--- Goal of the exercise ---
Copy each line exactly. Leave nothing out.

--- Input material ---
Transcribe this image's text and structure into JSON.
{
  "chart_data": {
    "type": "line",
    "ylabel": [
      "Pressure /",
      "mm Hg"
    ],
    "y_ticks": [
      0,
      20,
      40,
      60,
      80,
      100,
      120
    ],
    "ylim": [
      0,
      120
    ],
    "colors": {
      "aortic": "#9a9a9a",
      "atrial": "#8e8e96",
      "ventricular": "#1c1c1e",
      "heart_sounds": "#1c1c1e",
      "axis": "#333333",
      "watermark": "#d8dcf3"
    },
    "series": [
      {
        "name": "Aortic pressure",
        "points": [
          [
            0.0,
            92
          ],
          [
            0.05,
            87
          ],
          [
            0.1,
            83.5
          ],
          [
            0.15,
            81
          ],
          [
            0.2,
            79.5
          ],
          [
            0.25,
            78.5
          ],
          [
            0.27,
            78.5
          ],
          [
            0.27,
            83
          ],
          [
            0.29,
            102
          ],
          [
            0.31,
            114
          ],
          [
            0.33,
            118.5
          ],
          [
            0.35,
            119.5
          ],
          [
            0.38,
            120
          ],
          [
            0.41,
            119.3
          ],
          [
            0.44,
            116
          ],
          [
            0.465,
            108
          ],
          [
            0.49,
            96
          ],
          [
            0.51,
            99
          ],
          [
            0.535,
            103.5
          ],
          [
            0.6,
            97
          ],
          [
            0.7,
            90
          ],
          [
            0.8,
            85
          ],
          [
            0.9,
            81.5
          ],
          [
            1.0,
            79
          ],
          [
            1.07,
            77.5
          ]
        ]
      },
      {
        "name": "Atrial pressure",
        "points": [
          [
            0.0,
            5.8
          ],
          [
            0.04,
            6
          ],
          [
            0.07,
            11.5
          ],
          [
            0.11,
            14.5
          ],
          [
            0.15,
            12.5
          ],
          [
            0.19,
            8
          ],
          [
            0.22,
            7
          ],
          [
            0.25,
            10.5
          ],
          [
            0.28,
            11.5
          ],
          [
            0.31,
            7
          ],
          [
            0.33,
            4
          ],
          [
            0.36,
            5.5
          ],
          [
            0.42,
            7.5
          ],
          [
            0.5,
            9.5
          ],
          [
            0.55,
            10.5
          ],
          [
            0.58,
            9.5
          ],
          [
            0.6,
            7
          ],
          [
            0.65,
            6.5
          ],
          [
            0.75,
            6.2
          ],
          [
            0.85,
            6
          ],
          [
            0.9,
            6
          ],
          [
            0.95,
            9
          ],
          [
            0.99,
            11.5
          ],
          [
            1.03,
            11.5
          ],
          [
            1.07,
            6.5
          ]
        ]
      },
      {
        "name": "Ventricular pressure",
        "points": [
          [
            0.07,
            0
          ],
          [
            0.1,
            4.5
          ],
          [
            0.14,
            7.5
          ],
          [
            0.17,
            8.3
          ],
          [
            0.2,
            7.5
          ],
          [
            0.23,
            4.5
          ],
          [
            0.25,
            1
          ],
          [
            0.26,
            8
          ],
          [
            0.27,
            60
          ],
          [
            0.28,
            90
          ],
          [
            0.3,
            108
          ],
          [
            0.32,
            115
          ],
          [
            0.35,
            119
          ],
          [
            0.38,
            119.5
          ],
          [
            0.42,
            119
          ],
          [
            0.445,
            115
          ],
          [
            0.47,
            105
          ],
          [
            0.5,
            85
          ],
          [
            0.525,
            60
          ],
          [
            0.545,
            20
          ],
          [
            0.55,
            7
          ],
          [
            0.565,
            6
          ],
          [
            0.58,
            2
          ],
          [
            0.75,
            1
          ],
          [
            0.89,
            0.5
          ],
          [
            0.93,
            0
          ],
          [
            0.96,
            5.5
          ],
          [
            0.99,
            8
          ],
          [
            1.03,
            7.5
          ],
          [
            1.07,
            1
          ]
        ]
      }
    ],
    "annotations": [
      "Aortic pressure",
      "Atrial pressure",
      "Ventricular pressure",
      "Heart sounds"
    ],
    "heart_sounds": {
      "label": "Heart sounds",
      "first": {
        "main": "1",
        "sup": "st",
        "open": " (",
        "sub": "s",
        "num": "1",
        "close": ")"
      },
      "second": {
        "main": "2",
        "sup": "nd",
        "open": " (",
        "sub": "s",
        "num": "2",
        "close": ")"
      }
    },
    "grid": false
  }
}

--- Answer to this exercise ---
Transcribe this image's text and structure into JSON.
{
  "chart_data": {
    "type": "line",
    "ylabel": [
      "Pressure /",
      "mm Hg"
    ],
    "y_ticks": [
      0,
      20,
      40,
      60,
      80,
      100,
      120
    ],
    "ylim": [
      0,
      120
    ],
    "colors": {
      "aortic": "#9a9a9a",
      "atrial": "#8e8e96",
      "ventricular": "#1c1c1e",
      "heart_sounds": "#1c1c1e",
      "axis": "#333333",
      "watermark": "#d8dcf3"
    },
    "series": [
      {
        "name": "Aortic pressure",
        "points": [
          [
            0.0,
            92
          ],
          [
            0.05,
            87
          ],
          [
            0.1,
            83.5
          ],
          [
            0.15,
            81
          ],
          [
            0.2,
            79.5
          ],
          [
            0.25,
            78.5
          ],
          [
            0.27,
            78.5
          ],
          [
            0.27,
            83
          ],
          [
            0.29,
            102
          ],
          [
            0.31,
            114
          ],
          [
            0.33,
            118.5
          ],
          [
            0.35,
            119.5
          ],
          [
            0.38,
            120
          ],
          [
            0.41,
            119.3
          ],
          [
            0.44,
            116
          ],
          [
            0.465,
            108
          ],
          [
            0.49,
            96
          ],
          [
            0.51,
            99
          ],
          [
            0.535,
            103.5
          ],
          [
            0.6,
            97
          ],
          [
            0.7,
            90
          ],
          [
            0.8,
            85
          ],
          [
            0.9,
            81.5
          ],
          [
            1.0,
            79
          ],
          [
            1.07,
            77.5
          ]
        ]
      },
      {
        "name": "Atrial pressure",
        "points": [
          [
            0.0,
            5.8
          ],
          [
            0.04,
            6
          ],
          [
            0.07,
            11.5
          ],
          [
            0.11,
            14.5
          ],
          [
            0.15,
            12.5
          ],
          [
            0.19,
            8
          ],
          [
            0.22,
            7
          ],
          [
            0.25,
            10.5
          ],
          [
            0.28,
            11.5
          ],
          [
            0.31,
            7
          ],
          [
            0.33,
            4
          ],
          [
            0.36,
            5.5
          ],
          [
            0.42,
            7.5
          ],
          [
            0.5,
            9.5
          ],
          [
            0.55,
            10.5
          ],
          [
            0.58,
            9.5
          ],
          [
            0.6,
            7
          ],
          [
            0.65,
            6.5
          ],
          [
            0.75,
            6.2
          ],
          [
            0.85,
            6
          ],
          [
            0.9,
            6
          ],
          [
            0.95,
            9
          ],
          [
            0.99,
            11.5
          ],
          [
            1.03,
            11.5
          ],
          [
            1.07,
            6.5
          ]
        ]
      },
      {
        "name": "Ventricular pressure",
        "points": [
          [
            0.07,
            0
          ],
          [
            0.1,
            4.5
          ],
          [
            0.14,
            7.5
          ],
          [
            0.17,
            8.3
          ],
          [
            0.2,
            7.5
          ],
          [
            0.23,
            4.5
          ],
          [
            0.25,
            1
          ],
          [
            0.26,
            8
          ],
          [
            0.27,
            60
          ],
          [
            0.28,
            90
          ],
          [
            0.3,
            108
          ],
          [
            0.32,
            115
          ],
          [
            0.35,
            119
          ],
          [
            0.38,
            119.5
          ],
          [
            0.42,
            119
          ],
          [
            0.445,
            115
          ],
          [
            0.47,
            105
          ],
          [
            0.5,
            85
          ],
          [
            0.525,
            60
          ],
          [
            0.545,
            20
          ],
          [
            0.55,
            7
          ],
          [
            0.565,
            6
          ],
          [
            0.58,
            2
          ],
          [
            0.75,
            1
          ],
          [
            0.89,
            0.5
          ],
          [
            0.93,
            0
          ],
          [
            0.96,
            5.5
          ],
          [
            0.99,
            8
          ],
          [
            1.03,
            7.5
          ],
          [
            1.07,
            1
          ]
        ]
      }
    ],
    "annotations": [
      "Aortic pressure",
      "Atrial pressure",
      "Ventricular pressure",
      "Heart sounds"
    ],
    "heart_sounds": {
      "label": "Heart sounds",
      "first": {
        "main": "1",
        "sup": "st",
        "open": " (",
        "sub": "s",
        "num": "1",
        "close": ")"
      },
      "second": {
        "main": "2",
        "sup": "nd",
        "open": " (",
        "sub": "s",
        "num": "2",
        "close": ")"
      }
    },
    "grid": false
  }
}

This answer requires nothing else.